-- START OF INFORMATION SUPPLIED --
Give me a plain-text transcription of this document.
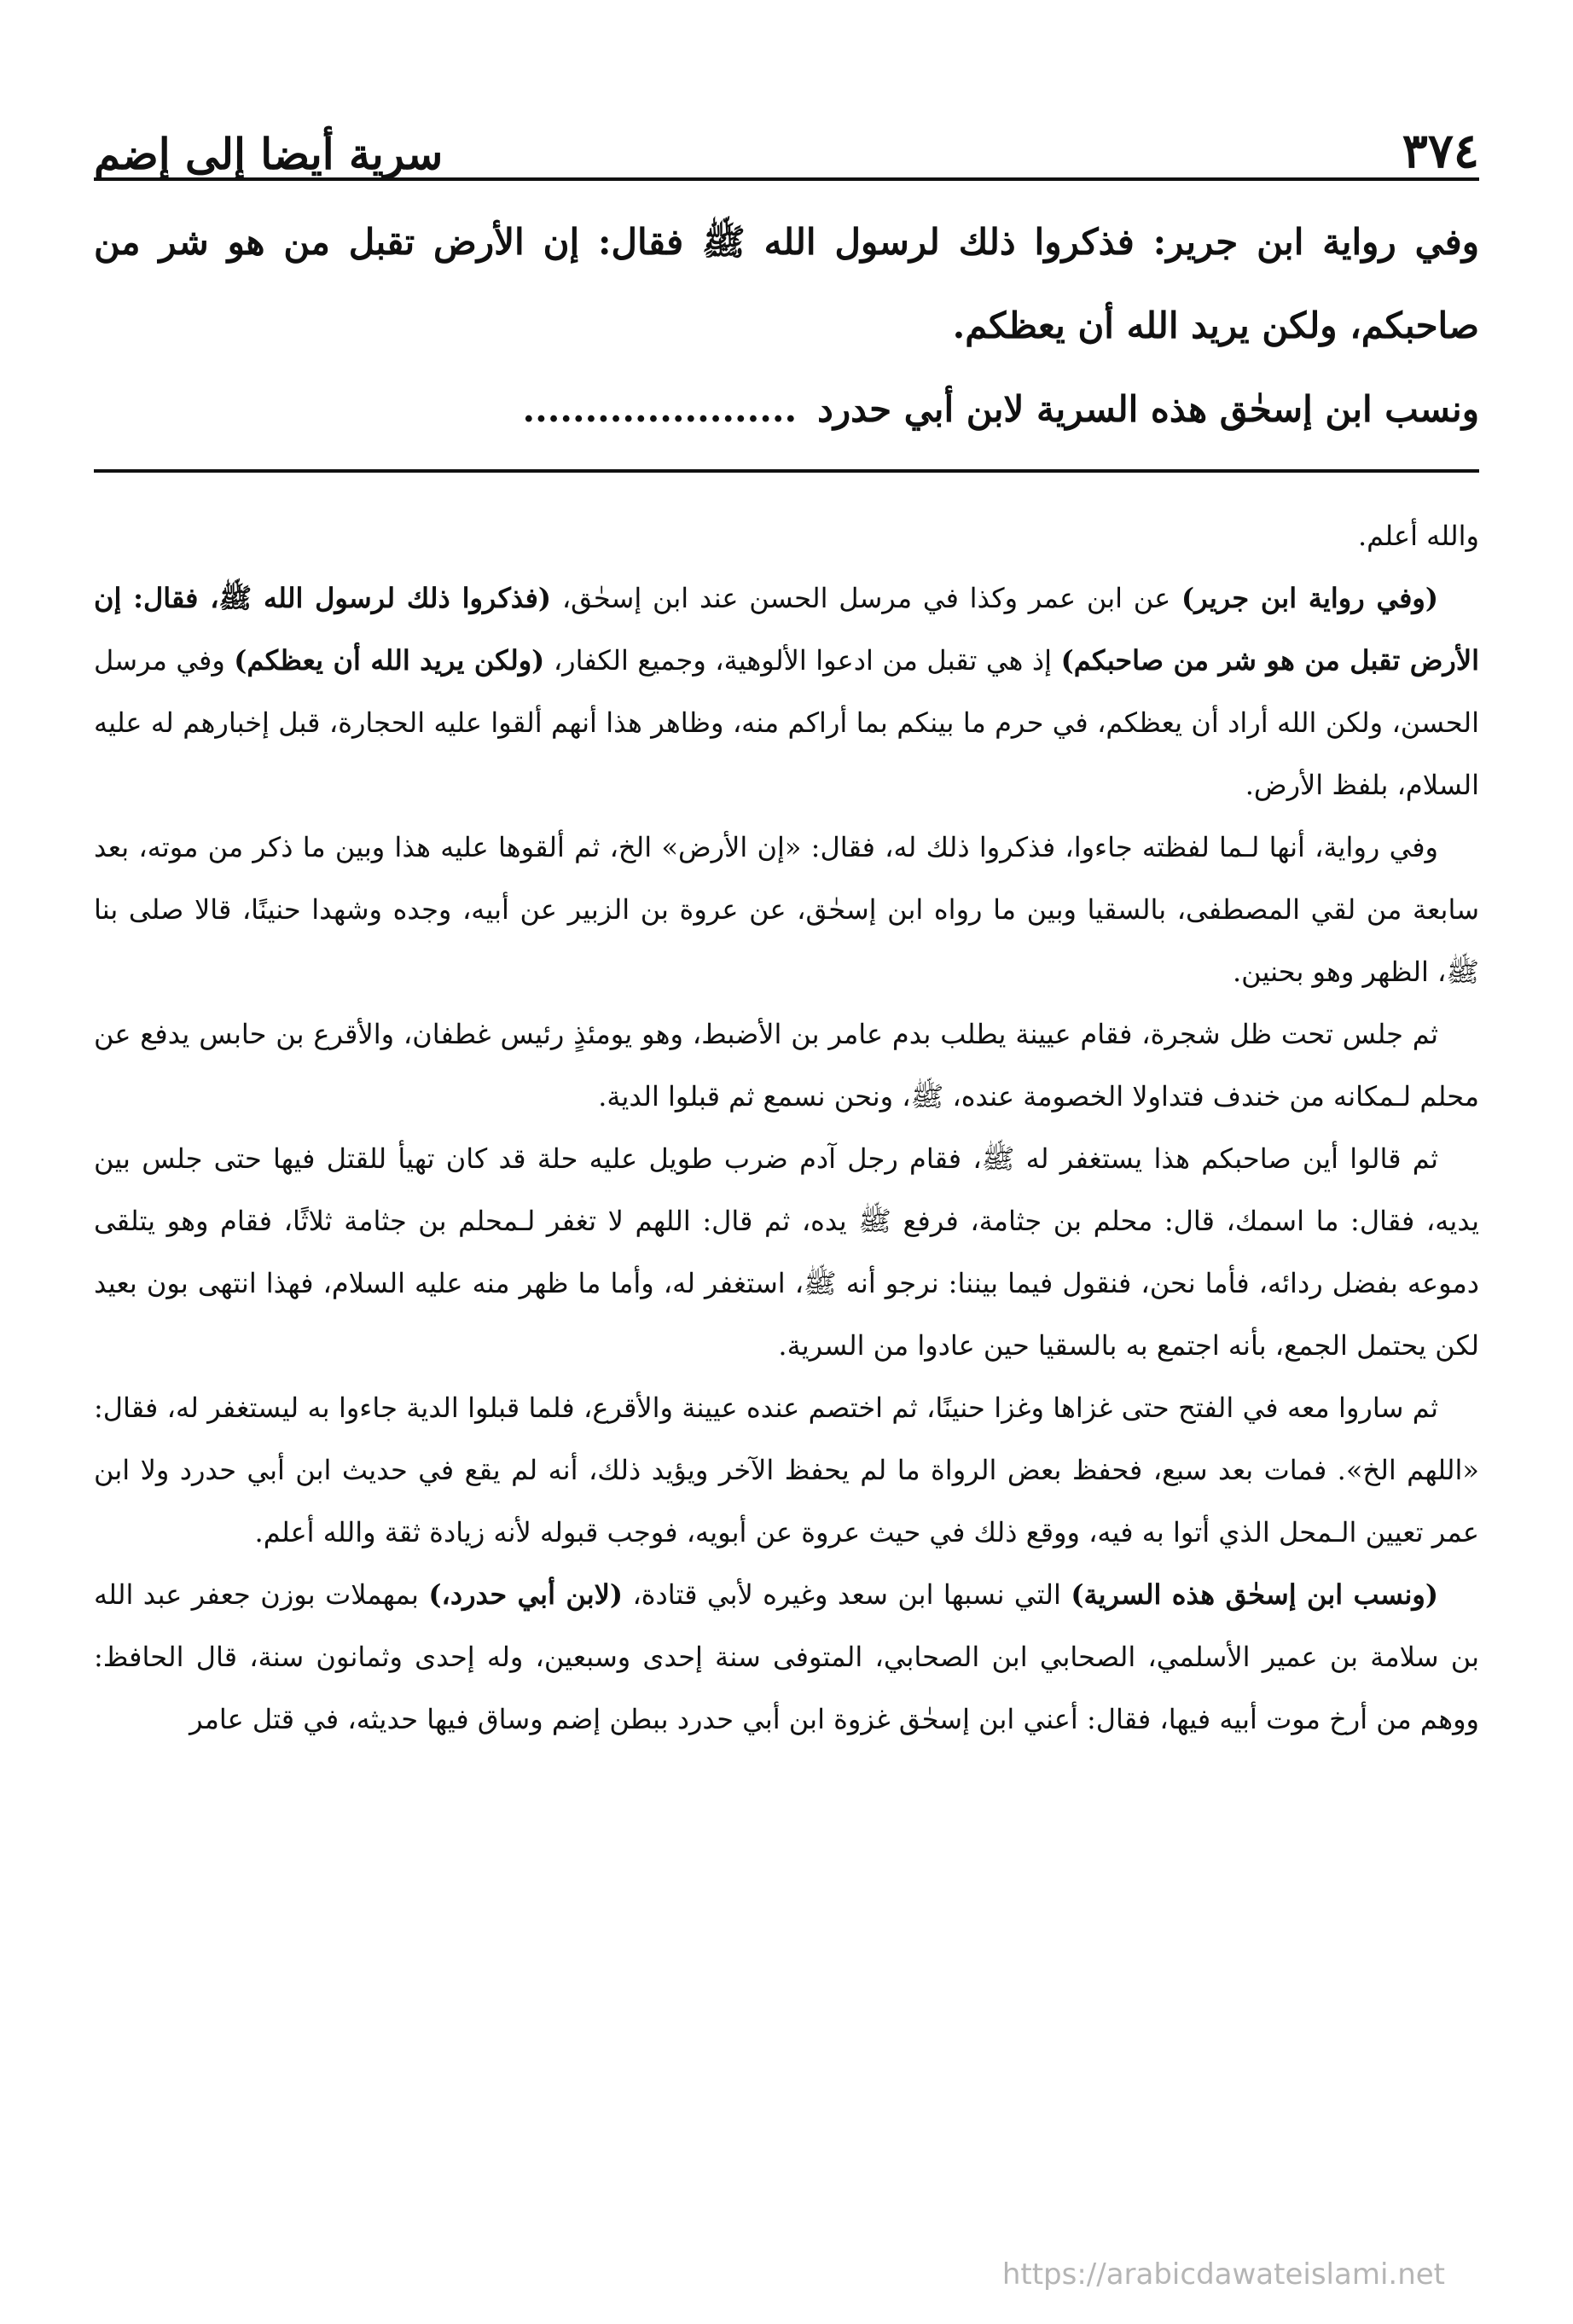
٣٧٤
سرية أيضا إلى إضم

وفي رواية ابن جرير: فذكروا ذلك لرسول الله ﷺ فقال: إن الأرض تقبل من هو شر من صاحبكم، ولكن يريد الله أن يعظكم.

ونسب ابن إسحٰق هذه السرية لابن أبي حدرد......................

والله أعلم.

(وفي رواية ابن جرير) عن ابن عمر وكذا في مرسل الحسن عند ابن إسحٰق، (فذكروا ذلك لرسول الله ﷺ، فقال: إن الأرض تقبل من هو شر من صاحبكم) إذ هي تقبل من ادعوا الألوهية، وجميع الكفار، (ولكن يريد الله أن يعظكم) وفي مرسل الحسن، ولكن الله أراد أن يعظكم، في حرم ما بينكم بما أراكم منه، وظاهر هذا أنهم ألقوا عليه الحجارة، قبل إخبارهم له عليه السلام، بلفظ الأرض.

وفي رواية، أنها لـما لفظته جاءوا، فذكروا ذلك له، فقال: «إن الأرض» الخ، ثم ألقوها عليه هذا وبين ما ذكر من موته، بعد سابعة من لقي المصطفى، بالسقيا وبين ما رواه ابن إسحٰق، عن عروة بن الزبير عن أبيه، وجده وشهدا حنينًا، قالا صلى بنا ﷺ، الظهر وهو بحنين.

ثم جلس تحت ظل شجرة، فقام عيينة يطلب بدم عامر بن الأضبط، وهو يومئذٍ رئيس غطفان، والأقرع بن حابس يدفع عن محلم لـمكانه من خندف فتداولا الخصومة عنده، ﷺ، ونحن نسمع ثم قبلوا الدية.

ثم قالوا أين صاحبكم هذا يستغفر له ﷺ، فقام رجل آدم ضرب طويل عليه حلة قد كان تهيأ للقتل فيها حتى جلس بين يديه، فقال: ما اسمك، قال: محلم بن جثامة، فرفع ﷺ يده، ثم قال: اللهم لا تغفر لـمحلم بن جثامة ثلاثًا، فقام وهو يتلقى دموعه بفضل ردائه، فأما نحن، فنقول فيما بيننا: نرجو أنه ﷺ، استغفر له، وأما ما ظهر منه عليه السلام، فهذا انتهى بون بعيد لكن يحتمل الجمع، بأنه اجتمع به بالسقيا حين عادوا من السرية.

ثم ساروا معه في الفتح حتى غزاها وغزا حنينًا، ثم اختصم عنده عيينة والأقرع، فلما قبلوا الدية جاءوا به ليستغفر له، فقال: «اللهم الخ». فمات بعد سبع، فحفظ بعض الرواة ما لم يحفظ الآخر ويؤيد ذلك، أنه لم يقع في حديث ابن أبي حدرد ولا ابن عمر تعيين الـمحل الذي أتوا به فيه، ووقع ذلك في حيث عروة عن أبويه، فوجب قبوله لأنه زيادة ثقة والله أعلم.

(ونسب ابن إسحٰق هذه السرية) التي نسبها ابن سعد وغيره لأبي قتادة، (لابن أبي حدرد،) بمهملات بوزن جعفر عبد الله بن سلامة بن عمير الأسلمي، الصحابي ابن الصحابي، المتوفى سنة إحدى وسبعين، وله إحدى وثمانون سنة، قال الحافظ: ووهم من أرخ موت أبيه فيها، فقال: أعني ابن إسحٰق غزوة ابن أبي حدرد ببطن إضم وساق فيها حديثه، في قتل عامر

https://arabicdawateislami.net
-- END OF INFORMATION SUPPLIED --
**EXERCISE AIM**
Show every line that contains the word "ولكن".

**ANSWER TO THIS PROBLEM**
وفي رواية ابن جرير: فذكروا ذلك لرسول الله ﷺ فقال: إن الأرض تقبل من هو شر من صاحبكم، ولكن يريد الله أن يعظكم.
(وفي رواية ابن جرير) عن ابن عمر وكذا في مرسل الحسن عند ابن إسحٰق، (فذكروا ذلك لرسول الله ﷺ، فقال: إن الأرض تقبل من هو شر من صاحبكم) إذ هي تقبل من ادعوا الألوهية، وجميع الكفار، (ولكن يريد الله أن يعظكم) وفي مرسل الحسن، ولكن الله أراد أن يعظكم، في حرم ما بينكم بما أراكم منه، وظاهر هذا أنهم ألقوا عليه الحجارة، قبل إخبارهم له عليه السلام، بلفظ الأرض.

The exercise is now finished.